### STATED TASK
Reply with one number: how many lines contain the word "Differenza".

>> Begin

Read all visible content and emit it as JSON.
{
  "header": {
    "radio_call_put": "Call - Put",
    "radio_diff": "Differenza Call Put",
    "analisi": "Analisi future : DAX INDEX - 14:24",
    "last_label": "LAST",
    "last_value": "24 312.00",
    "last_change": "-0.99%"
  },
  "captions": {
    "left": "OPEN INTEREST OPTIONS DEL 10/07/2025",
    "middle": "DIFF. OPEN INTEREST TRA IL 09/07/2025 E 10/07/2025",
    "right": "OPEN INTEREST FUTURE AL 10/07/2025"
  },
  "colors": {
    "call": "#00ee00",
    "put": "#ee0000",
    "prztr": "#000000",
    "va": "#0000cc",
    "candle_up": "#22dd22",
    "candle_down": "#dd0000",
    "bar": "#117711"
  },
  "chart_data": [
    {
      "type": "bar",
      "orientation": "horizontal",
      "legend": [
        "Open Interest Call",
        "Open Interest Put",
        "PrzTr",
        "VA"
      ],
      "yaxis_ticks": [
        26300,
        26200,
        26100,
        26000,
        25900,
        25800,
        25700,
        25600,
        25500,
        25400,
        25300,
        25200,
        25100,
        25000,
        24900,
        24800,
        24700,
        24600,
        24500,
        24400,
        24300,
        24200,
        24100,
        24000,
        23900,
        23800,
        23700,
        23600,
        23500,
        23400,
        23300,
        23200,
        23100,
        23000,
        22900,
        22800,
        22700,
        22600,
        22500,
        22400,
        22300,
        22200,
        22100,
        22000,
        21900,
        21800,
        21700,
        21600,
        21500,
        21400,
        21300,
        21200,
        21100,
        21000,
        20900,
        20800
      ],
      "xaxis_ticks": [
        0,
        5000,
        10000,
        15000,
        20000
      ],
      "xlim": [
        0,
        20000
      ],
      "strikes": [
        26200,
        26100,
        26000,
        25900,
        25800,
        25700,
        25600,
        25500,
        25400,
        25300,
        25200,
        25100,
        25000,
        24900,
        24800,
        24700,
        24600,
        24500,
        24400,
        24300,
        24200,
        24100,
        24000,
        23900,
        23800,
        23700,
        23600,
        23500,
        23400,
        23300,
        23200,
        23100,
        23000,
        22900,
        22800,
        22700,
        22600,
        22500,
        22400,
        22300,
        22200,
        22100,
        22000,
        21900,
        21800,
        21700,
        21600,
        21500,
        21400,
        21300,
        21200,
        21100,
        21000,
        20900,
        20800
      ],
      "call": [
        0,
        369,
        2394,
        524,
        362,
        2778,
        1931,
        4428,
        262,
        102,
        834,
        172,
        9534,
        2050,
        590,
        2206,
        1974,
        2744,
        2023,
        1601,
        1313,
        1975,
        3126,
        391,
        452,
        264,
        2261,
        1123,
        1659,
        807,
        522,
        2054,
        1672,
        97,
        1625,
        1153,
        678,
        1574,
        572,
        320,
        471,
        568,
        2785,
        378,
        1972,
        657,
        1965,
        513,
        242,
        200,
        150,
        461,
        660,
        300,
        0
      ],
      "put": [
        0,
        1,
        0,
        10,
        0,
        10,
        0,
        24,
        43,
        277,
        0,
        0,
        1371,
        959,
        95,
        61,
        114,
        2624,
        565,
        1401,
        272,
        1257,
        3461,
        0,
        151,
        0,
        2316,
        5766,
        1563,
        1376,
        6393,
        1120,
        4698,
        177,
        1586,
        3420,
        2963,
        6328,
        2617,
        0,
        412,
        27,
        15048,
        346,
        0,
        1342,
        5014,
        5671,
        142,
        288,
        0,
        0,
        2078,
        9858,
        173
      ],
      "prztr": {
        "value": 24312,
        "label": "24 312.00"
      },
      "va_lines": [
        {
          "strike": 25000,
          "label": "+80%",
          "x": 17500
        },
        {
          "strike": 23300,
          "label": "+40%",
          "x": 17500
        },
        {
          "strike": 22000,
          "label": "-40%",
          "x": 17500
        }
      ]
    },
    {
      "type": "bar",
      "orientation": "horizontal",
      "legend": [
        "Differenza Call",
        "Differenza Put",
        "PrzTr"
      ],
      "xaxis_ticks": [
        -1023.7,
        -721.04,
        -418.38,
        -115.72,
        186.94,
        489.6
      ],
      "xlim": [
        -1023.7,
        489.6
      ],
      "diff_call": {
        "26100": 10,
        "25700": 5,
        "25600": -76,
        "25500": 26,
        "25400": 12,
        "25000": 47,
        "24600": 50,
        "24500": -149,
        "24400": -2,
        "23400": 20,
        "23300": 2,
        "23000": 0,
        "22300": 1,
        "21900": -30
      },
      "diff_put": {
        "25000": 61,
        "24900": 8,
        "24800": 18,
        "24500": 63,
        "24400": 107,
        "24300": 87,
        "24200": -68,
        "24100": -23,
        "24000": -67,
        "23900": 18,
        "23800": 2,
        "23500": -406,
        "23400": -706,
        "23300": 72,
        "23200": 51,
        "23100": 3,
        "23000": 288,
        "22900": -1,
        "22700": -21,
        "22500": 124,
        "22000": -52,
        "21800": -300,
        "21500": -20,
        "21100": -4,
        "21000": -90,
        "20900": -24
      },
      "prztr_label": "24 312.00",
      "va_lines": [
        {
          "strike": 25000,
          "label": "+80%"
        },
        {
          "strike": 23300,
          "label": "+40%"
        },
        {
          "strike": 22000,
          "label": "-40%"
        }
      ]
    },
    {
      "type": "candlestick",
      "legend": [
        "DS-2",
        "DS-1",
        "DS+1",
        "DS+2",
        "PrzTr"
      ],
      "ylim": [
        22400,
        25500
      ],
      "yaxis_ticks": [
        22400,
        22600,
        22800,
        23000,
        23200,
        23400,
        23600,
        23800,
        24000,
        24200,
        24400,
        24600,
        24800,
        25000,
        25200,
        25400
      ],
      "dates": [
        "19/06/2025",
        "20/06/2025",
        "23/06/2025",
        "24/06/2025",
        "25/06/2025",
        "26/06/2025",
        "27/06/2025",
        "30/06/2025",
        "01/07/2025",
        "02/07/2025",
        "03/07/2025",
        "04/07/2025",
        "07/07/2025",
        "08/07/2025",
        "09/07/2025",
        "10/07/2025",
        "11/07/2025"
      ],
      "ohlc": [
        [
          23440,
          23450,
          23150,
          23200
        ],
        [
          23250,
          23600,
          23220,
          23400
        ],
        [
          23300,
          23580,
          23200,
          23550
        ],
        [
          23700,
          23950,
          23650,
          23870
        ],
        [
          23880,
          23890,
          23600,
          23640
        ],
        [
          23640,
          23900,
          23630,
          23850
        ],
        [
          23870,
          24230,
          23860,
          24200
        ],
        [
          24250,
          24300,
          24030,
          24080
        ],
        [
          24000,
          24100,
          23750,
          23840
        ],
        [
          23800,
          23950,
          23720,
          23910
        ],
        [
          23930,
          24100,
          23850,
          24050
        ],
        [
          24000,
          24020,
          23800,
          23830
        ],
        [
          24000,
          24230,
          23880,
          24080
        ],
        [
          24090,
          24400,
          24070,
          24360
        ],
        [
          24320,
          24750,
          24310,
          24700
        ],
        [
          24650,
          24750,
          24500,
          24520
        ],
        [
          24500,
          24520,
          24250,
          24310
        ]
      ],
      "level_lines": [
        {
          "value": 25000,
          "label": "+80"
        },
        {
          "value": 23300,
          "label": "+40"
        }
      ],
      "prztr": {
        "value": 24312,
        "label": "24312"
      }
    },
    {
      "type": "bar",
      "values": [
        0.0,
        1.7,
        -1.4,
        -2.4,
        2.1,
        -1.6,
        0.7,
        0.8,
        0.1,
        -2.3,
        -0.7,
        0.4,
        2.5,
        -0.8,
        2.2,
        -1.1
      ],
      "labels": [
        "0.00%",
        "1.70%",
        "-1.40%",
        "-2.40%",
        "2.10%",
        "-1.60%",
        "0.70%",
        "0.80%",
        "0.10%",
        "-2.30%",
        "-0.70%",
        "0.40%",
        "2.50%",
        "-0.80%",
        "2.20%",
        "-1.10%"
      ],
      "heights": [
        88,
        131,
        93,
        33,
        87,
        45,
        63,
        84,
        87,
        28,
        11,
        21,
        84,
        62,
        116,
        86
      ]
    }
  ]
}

>> End

### WORKED SOLUTION
3